Begin RECORD EXTRACTS

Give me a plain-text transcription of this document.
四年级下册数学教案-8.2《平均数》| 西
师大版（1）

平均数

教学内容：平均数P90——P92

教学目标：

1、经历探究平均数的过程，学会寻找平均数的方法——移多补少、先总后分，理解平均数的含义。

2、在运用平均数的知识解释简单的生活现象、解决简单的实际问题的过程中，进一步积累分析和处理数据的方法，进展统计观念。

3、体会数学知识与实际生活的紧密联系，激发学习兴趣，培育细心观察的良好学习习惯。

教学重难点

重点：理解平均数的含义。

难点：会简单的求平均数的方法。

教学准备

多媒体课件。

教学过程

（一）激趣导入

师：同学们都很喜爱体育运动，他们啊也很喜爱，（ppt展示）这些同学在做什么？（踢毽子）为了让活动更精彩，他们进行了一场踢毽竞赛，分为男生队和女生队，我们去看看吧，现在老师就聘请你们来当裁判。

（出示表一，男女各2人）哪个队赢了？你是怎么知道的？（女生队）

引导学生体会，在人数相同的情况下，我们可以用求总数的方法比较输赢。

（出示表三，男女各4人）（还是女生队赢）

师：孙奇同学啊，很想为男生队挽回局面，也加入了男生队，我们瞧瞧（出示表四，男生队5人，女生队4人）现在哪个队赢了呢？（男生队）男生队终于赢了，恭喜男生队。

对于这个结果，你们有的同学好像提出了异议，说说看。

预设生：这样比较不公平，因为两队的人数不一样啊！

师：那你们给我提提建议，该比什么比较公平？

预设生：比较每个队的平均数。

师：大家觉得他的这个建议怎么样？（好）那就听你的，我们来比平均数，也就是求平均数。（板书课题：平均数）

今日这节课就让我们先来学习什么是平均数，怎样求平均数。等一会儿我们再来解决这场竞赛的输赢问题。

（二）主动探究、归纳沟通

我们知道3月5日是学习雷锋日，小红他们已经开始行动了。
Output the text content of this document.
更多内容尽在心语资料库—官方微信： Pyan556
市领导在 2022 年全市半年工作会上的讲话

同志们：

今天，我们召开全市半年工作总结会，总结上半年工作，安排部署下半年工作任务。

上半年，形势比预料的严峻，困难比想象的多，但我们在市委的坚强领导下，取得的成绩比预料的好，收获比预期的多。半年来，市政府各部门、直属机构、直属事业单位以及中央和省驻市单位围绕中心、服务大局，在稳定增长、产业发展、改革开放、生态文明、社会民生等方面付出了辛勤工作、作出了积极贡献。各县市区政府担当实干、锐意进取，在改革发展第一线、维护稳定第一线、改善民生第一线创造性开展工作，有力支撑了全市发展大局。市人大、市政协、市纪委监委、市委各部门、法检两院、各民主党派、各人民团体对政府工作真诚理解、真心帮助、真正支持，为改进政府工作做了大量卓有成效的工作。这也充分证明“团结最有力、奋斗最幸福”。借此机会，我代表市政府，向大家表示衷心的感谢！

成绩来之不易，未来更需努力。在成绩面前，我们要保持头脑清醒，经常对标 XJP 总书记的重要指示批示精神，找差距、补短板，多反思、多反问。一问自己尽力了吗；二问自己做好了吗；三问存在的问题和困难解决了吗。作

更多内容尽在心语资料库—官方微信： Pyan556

End RECORD EXTRACTS
Begin RECORD EXTRACTS

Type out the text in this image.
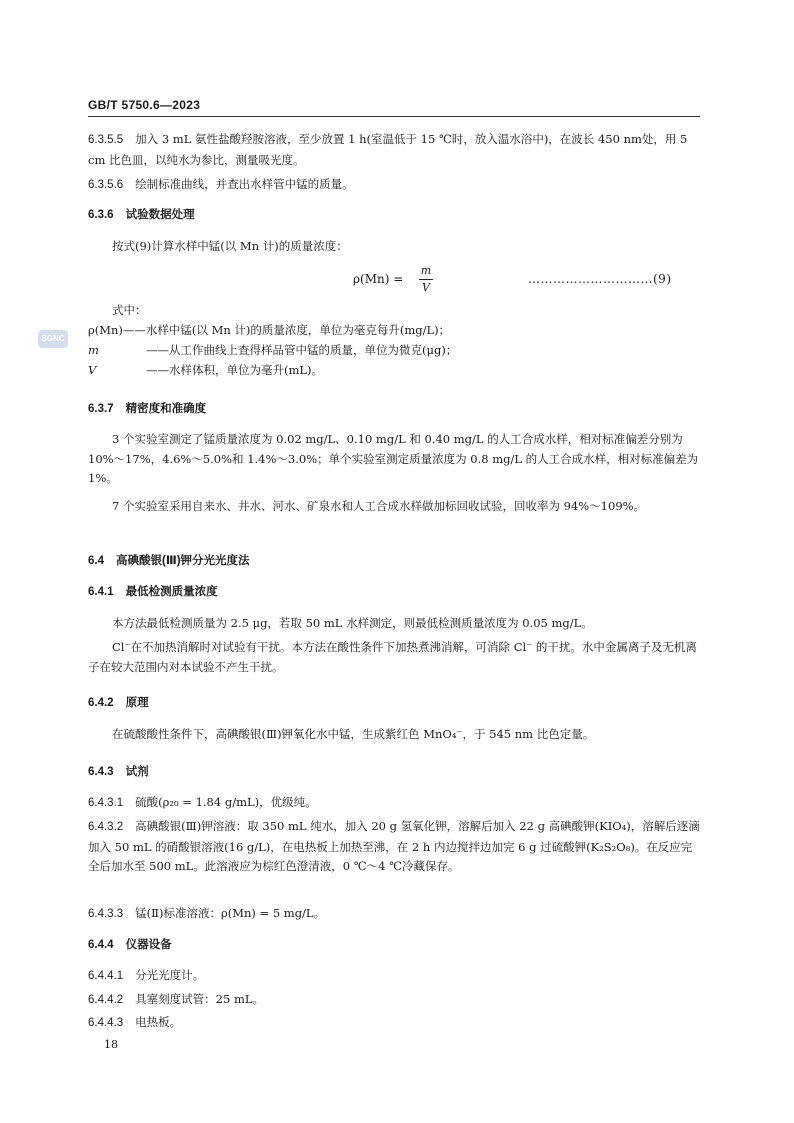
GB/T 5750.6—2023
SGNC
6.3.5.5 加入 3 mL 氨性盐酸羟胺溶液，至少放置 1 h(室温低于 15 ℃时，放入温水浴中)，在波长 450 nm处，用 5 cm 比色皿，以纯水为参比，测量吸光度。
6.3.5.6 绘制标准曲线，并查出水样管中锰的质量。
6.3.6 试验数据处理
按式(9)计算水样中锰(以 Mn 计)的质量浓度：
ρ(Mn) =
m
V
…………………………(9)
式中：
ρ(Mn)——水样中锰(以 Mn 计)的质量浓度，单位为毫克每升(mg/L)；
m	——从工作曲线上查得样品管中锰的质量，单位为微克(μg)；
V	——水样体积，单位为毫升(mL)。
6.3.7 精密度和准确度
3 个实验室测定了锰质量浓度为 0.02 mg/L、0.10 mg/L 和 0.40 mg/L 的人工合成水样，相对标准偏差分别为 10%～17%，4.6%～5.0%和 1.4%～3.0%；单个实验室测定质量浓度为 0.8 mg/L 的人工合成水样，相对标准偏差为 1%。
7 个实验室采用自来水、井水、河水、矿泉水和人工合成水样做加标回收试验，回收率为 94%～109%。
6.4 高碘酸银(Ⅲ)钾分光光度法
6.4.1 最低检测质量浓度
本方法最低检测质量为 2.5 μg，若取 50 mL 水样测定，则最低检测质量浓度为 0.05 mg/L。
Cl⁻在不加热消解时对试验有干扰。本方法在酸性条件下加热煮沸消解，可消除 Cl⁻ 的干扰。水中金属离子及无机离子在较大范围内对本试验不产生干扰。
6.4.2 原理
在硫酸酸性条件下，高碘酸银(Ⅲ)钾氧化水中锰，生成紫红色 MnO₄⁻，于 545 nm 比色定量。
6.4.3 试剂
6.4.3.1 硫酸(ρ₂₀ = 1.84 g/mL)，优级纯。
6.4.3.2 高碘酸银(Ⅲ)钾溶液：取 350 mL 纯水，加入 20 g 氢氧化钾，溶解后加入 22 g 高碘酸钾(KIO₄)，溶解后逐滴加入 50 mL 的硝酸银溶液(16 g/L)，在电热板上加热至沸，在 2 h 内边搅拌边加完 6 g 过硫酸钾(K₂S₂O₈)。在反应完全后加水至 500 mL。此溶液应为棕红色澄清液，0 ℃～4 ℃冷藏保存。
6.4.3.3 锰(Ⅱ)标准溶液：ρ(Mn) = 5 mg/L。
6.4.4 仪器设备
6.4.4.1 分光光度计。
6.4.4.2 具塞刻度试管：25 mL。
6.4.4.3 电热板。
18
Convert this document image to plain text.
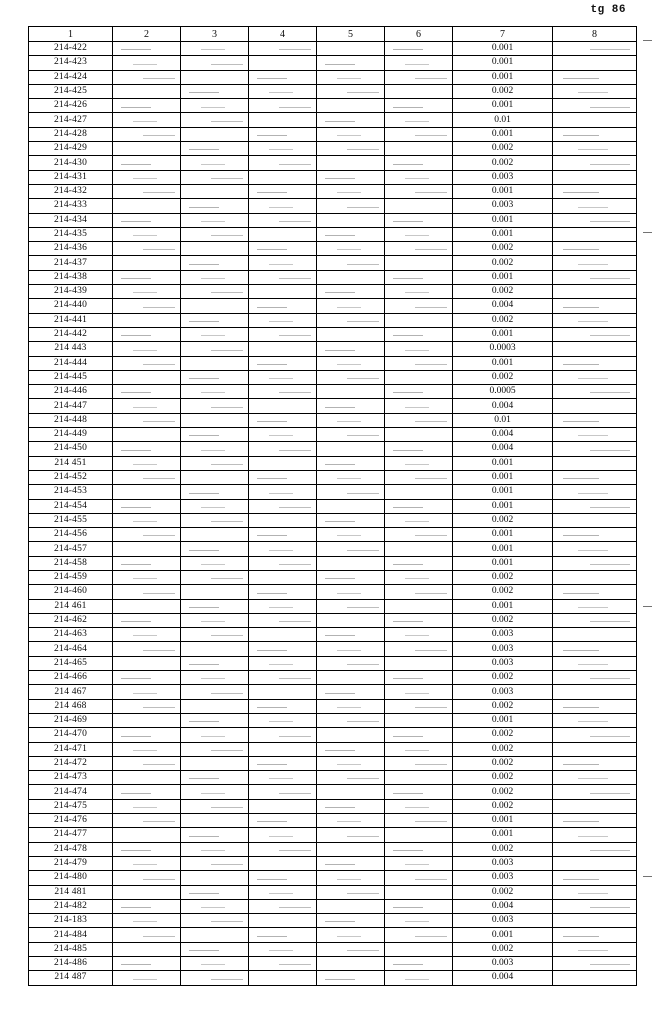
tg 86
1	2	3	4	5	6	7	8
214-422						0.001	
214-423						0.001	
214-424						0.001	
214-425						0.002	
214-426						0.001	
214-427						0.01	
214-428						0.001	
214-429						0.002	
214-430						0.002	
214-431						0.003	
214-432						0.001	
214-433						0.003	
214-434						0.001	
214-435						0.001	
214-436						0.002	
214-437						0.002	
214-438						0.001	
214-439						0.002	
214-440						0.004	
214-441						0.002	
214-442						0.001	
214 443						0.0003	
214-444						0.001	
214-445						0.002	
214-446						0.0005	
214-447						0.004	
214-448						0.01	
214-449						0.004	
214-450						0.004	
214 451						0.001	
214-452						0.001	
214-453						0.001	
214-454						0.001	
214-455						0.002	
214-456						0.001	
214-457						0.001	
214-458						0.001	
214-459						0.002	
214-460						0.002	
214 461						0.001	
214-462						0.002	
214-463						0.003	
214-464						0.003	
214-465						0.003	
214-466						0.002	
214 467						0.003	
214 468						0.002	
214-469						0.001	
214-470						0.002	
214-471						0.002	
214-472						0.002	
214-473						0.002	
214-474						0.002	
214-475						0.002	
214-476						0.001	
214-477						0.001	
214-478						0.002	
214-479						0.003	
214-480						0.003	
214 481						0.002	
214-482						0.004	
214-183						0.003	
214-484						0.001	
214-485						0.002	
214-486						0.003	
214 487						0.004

End RECORD EXTRACTS
Begin RECORD EXTRACTS

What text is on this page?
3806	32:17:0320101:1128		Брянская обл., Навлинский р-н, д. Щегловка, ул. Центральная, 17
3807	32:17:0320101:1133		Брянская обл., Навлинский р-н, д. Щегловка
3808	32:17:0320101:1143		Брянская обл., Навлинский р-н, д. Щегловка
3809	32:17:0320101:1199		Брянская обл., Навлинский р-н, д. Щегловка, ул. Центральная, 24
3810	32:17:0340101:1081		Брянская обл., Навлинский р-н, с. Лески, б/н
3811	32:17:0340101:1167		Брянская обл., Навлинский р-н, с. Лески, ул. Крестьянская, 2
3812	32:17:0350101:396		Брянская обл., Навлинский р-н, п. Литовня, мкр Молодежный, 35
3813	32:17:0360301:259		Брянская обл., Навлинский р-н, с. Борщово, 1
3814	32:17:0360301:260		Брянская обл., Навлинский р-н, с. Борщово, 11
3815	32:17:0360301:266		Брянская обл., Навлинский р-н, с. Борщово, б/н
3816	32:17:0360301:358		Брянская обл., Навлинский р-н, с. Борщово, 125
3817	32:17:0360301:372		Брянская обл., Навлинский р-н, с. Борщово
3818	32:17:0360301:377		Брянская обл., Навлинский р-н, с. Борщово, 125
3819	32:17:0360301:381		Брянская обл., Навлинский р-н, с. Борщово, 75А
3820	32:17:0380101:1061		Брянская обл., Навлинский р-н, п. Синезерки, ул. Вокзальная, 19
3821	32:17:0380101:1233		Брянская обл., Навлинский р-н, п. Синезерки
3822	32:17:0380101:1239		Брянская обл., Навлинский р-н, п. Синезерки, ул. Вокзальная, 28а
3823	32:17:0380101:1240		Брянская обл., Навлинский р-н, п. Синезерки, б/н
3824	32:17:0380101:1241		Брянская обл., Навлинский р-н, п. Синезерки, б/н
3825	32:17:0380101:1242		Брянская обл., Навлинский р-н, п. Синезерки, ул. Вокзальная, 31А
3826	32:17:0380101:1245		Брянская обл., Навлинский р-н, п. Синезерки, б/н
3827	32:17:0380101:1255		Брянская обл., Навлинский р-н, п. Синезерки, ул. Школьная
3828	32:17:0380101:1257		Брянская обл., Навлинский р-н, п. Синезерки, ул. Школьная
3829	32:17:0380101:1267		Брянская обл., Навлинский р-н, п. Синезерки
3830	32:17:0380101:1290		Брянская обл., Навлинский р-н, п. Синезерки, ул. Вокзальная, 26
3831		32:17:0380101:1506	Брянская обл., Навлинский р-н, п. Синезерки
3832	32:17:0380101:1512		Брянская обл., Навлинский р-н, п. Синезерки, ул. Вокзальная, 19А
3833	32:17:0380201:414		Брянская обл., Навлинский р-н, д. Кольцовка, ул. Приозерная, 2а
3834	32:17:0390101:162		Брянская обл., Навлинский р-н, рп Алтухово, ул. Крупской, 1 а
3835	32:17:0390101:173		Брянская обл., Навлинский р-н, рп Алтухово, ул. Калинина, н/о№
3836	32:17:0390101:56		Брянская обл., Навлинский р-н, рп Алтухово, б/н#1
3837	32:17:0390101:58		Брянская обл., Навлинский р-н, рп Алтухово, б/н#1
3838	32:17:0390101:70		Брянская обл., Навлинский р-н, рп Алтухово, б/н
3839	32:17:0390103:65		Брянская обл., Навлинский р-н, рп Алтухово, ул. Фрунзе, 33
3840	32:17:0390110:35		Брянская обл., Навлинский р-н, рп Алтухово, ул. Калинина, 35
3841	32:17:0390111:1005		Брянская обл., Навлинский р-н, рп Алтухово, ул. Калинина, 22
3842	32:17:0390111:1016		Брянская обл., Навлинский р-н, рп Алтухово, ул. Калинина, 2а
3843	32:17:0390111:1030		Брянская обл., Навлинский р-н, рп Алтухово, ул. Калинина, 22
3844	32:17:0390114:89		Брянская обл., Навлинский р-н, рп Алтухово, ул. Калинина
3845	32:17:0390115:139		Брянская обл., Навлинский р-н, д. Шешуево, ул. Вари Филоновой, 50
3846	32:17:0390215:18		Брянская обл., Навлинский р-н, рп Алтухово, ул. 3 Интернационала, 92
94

End RECORD EXTRACTS

- [TASK REQUIREMENTS] Copy out every line holding the string "高碘酸银".

- [ANSWER TO THIS PROBLEM]
6.4 高碘酸银(Ⅲ)钾分光光度法
在硫酸酸性条件下，高碘酸银(Ⅲ)钾氧化水中锰，生成紫红色 MnO₄⁻，于 545 nm 比色定量。
6.4.3.2 高碘酸银(Ⅲ)钾溶液：取 350 mL 纯水，加入 20 g 氢氧化钾，溶解后加入 22 g 高碘酸钾(KIO₄)，溶解后逐滴加入 50 mL 的硝酸银溶液(16 g/L)，在电热板上加热至沸，在 2 h 内边搅拌边加完 6 g 过硫酸钾(K₂S₂O₈)。在反应完全后加水至 500 mL。此溶液应为棕红色澄清液，0 ℃～4 ℃冷藏保存。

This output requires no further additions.